[Instruction] Below are some records; work out how many of their lines contain "Schakel" and give the number only.
══ Input data ══
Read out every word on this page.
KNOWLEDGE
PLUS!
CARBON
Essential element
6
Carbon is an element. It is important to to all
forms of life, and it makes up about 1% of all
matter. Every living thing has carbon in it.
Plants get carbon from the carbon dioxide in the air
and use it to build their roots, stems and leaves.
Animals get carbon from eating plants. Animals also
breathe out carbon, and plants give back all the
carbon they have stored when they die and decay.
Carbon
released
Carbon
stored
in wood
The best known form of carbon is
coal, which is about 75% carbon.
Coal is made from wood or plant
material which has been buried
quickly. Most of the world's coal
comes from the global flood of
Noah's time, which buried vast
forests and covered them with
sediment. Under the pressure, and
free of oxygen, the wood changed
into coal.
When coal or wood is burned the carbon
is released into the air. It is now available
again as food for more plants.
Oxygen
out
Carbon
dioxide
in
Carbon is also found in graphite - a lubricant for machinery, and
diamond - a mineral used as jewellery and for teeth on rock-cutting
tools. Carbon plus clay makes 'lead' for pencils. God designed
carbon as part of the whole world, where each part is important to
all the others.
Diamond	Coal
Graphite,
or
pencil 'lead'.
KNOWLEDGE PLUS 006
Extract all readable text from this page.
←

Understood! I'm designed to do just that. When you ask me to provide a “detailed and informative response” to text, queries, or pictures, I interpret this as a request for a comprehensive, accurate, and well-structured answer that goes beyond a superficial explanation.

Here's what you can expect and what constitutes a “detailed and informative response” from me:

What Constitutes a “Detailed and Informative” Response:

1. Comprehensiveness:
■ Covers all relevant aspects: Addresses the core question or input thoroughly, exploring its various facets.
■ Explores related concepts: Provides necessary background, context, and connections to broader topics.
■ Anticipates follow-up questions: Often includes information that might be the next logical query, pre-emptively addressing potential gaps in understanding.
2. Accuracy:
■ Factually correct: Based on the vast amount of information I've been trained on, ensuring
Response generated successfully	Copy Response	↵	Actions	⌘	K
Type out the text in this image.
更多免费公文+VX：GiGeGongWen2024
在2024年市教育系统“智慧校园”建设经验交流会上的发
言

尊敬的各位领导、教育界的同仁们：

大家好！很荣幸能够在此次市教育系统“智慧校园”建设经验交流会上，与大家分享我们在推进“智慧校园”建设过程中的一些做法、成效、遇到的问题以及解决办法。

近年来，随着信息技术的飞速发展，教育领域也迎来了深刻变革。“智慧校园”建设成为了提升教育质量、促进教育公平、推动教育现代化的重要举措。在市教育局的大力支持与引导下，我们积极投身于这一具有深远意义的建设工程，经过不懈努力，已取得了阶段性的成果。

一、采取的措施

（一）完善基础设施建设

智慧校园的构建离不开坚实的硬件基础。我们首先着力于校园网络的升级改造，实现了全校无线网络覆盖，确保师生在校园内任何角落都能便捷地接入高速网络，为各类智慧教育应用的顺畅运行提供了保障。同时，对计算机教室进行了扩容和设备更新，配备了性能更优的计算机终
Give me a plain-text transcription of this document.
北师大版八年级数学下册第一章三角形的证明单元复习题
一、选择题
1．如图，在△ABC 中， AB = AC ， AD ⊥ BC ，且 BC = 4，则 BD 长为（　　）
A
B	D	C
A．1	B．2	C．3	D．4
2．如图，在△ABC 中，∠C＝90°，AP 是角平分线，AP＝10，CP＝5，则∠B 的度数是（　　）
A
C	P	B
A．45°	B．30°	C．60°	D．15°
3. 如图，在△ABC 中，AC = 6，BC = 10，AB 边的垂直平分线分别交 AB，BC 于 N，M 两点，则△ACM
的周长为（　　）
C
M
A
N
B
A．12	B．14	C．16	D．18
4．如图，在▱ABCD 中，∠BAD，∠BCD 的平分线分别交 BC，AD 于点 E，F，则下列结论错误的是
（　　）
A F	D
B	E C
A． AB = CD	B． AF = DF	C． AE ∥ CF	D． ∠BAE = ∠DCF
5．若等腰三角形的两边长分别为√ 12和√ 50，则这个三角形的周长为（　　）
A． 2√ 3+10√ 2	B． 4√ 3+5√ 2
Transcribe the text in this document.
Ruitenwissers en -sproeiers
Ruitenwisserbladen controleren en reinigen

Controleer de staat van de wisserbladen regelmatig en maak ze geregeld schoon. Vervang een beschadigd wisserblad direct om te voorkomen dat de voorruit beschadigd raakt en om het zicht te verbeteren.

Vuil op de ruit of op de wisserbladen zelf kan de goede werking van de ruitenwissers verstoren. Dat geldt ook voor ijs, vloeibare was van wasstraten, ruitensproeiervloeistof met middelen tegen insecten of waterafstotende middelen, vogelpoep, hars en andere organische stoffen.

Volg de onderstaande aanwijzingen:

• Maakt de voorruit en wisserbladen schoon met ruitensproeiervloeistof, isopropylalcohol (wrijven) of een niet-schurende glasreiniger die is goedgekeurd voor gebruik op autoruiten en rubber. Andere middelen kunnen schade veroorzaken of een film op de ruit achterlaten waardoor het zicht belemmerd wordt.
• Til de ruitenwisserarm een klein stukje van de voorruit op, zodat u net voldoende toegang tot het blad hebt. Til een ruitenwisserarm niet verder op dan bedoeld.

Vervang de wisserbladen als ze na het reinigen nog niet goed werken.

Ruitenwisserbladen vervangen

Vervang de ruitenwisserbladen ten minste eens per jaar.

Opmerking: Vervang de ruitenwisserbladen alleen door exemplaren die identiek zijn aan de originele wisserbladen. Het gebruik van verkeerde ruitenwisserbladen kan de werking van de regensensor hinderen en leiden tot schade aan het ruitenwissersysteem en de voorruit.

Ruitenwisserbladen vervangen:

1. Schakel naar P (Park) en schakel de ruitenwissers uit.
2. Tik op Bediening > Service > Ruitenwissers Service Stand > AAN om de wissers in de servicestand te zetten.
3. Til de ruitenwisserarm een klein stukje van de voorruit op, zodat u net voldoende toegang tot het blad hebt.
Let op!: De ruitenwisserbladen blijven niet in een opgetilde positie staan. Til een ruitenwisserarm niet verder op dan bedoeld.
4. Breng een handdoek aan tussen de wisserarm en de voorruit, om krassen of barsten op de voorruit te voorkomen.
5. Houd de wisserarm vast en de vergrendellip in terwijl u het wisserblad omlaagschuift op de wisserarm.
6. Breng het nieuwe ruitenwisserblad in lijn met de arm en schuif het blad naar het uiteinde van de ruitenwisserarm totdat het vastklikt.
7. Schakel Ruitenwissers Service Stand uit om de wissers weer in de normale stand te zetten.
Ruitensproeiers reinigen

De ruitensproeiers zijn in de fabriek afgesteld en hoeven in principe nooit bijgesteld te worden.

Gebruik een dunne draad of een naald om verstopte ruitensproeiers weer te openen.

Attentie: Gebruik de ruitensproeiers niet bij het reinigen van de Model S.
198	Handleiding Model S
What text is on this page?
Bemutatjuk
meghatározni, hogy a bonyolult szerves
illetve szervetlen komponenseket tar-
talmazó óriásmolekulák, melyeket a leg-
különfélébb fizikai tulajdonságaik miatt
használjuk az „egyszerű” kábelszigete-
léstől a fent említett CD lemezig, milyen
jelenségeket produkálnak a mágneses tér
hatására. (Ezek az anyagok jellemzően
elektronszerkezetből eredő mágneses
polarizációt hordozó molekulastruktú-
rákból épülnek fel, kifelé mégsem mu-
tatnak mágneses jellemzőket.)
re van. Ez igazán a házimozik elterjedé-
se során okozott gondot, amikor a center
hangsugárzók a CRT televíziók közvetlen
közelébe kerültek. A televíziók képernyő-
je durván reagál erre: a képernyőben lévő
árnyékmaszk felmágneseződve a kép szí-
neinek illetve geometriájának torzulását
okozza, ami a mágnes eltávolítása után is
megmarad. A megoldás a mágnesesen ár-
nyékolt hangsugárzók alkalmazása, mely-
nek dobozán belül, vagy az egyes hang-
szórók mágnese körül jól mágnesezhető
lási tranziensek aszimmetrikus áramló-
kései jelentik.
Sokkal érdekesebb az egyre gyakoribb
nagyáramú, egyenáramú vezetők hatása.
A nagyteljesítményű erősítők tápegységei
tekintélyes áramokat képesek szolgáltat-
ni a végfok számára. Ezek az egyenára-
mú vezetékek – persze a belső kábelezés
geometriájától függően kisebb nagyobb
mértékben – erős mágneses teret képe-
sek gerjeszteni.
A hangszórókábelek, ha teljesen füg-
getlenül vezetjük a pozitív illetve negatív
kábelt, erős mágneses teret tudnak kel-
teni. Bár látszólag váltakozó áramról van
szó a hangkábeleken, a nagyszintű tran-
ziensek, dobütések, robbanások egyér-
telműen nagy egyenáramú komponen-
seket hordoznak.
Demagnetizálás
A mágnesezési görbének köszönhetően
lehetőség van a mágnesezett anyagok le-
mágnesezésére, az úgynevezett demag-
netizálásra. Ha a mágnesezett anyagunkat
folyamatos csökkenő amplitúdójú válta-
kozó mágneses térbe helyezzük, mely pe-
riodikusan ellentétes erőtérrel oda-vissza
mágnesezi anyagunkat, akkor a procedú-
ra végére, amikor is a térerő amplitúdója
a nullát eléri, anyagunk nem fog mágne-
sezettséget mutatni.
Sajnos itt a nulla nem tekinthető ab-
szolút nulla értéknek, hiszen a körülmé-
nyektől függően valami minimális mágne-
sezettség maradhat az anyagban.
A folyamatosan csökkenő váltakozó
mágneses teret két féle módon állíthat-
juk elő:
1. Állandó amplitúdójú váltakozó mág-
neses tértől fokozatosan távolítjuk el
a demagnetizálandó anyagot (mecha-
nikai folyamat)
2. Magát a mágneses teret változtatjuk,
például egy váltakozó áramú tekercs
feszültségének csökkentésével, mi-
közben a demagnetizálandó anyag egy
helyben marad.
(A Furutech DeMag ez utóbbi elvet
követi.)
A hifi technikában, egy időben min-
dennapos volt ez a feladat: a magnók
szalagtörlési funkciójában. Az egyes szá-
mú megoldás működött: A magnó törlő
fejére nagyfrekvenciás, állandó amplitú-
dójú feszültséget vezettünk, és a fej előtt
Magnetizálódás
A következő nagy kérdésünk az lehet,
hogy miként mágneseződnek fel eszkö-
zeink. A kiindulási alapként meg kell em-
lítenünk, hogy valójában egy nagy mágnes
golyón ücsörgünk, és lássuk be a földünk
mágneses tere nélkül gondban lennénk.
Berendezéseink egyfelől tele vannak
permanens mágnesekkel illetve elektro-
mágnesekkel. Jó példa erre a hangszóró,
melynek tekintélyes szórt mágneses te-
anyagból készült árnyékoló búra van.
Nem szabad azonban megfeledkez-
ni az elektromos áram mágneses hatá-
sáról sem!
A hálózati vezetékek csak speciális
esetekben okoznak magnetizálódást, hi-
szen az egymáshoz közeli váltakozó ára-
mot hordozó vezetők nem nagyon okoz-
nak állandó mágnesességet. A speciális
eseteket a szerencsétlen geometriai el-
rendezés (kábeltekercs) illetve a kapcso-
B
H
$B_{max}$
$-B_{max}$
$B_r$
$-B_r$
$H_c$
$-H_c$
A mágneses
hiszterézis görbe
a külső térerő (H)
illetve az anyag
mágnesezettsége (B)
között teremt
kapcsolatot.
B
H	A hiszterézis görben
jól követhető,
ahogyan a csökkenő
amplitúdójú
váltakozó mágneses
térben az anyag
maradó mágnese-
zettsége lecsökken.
═══
[Exercise answer] 2